● **Directions**:
A. In the passage on undiagnosed brain injuries, Vella adds a remark in parentheses about the woman who lost the ability to read and write. List every development for this woman that the remark reports.
B. Carry on the passage on undiagnosed brain injuries from the point where it ends.

● **Quoted passage**:
******

The barriers to diagnosis and treatment are sometimes even more basic. Not every hospital is equipped with an MRI machine, and even those that are may not have personnel available at all times. Victims in rural or low-income areas would almost certainly have to be transported to trauma centers, which is prohibitively expensive. Add to this a lack of training and awareness among first responders and emergency personnel, and many victims spend their lives grappling with the consequences of an undiagnosed, untreated, unsupported injury, about which the narrative almost inevitably turns hostile: that they are crazy, or somehow to blame. Advocates talk of women who’ve lost jobs and custody of their children. Vella recalls one woman from her research whose “life was completely ruined” by brain injuries caused by strangulation. She’d lost her job, moved back in with her parents, and had to be escorted wherever she went. “She gets to the porch and can’t remember where she was going,” Vella says. She tells of another woman she studied who lost the ability to read and write; child protective services took her children because they felt she couldn’t care for them. (Vella says that this woman is relearning the alphabet, reading simple newspaper stories, and has since regained custody of her children.)

******

● **Data**:
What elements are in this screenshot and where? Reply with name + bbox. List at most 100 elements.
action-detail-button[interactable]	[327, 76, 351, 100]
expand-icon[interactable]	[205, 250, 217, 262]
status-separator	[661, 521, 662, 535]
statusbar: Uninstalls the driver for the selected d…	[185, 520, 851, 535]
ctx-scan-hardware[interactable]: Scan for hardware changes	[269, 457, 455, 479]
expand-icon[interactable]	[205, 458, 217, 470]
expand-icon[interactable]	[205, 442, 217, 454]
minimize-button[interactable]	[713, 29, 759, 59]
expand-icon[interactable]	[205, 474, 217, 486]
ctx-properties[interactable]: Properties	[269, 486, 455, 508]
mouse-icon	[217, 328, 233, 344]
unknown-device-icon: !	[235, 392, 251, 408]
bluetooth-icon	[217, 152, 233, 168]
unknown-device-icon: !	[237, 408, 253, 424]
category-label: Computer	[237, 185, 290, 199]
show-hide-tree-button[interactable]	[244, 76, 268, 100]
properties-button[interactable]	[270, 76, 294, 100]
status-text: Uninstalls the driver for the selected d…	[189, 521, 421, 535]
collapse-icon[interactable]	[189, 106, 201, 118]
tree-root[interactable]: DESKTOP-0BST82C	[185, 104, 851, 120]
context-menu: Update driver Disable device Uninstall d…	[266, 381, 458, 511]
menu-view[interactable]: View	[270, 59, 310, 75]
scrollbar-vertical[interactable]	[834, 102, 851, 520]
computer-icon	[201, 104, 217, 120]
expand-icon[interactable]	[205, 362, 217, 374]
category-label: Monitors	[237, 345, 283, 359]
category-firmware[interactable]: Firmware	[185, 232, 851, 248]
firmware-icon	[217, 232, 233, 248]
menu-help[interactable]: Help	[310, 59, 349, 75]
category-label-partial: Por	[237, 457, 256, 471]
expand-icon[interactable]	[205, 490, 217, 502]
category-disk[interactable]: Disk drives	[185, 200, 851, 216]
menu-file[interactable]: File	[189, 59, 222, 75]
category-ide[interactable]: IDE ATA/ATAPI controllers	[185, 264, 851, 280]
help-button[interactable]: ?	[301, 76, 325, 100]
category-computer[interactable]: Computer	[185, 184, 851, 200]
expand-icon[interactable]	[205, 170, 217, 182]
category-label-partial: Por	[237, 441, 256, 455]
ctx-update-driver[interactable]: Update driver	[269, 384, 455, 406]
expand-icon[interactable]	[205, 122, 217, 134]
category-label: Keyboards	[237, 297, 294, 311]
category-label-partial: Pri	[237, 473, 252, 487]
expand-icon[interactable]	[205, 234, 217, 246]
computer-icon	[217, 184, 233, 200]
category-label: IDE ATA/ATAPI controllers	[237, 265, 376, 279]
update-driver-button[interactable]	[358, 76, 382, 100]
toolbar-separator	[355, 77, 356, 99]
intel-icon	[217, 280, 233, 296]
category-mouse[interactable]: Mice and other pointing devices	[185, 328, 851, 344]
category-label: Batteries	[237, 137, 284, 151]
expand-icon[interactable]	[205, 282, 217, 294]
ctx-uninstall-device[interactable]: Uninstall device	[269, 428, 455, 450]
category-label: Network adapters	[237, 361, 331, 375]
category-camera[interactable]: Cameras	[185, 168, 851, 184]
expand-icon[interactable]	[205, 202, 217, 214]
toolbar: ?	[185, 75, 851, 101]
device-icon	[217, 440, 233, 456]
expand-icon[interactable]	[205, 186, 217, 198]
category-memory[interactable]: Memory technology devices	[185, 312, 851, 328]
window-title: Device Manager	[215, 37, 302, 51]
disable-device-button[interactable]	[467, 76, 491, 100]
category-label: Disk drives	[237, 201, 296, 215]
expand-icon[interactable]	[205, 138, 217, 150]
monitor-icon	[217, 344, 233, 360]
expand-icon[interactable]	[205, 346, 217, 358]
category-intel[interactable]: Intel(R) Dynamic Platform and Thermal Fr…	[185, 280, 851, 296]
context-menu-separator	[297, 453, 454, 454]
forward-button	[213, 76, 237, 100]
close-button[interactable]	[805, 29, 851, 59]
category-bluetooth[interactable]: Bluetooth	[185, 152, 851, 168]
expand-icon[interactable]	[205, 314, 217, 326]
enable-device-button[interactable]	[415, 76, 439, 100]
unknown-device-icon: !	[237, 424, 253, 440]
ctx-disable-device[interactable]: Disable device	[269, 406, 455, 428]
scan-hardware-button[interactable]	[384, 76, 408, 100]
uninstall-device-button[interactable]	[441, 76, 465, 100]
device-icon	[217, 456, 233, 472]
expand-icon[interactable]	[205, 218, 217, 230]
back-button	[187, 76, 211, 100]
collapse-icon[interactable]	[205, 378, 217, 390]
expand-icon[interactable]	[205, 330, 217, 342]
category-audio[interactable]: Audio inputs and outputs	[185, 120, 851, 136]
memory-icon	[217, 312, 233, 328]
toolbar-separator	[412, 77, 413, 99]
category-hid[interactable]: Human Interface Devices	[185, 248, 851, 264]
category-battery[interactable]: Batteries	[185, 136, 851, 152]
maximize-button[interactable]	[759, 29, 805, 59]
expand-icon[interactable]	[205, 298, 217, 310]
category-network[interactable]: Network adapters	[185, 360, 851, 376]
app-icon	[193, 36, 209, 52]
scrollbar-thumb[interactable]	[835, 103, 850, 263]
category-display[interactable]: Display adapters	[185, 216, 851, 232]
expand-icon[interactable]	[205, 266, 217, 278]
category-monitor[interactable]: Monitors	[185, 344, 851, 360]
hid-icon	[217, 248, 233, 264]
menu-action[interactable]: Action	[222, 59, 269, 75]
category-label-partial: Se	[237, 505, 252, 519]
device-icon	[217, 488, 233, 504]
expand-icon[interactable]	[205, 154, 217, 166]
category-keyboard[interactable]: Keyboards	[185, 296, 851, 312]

******

● **Responses per task**:
A.
- She is relearning the alphabet.
- She is reading simple newspaper stories.
- She has since regained custody of her children.

B.
It is not uncommon for victims of domestic violence like Costa to have trouble remembering the incidents that land their partners in trouble. They were in one part of the house and then suddenly another, and they can’t remember the sequence of events. Their explanation of what happened is cloudy, and law enforcement and courtrooms put the burden of proof on them. To the untrained, they sound like liars. Often, they sound hysterical. What researchers have learned from combat soldiers and football players and car-accident victims is only now making its way into the domestic-violence community: that the poor recall, the recanting, the changing details, along with other markers, like anxiety, hyper-vigilance, and headaches, can all be signs of T.B.I.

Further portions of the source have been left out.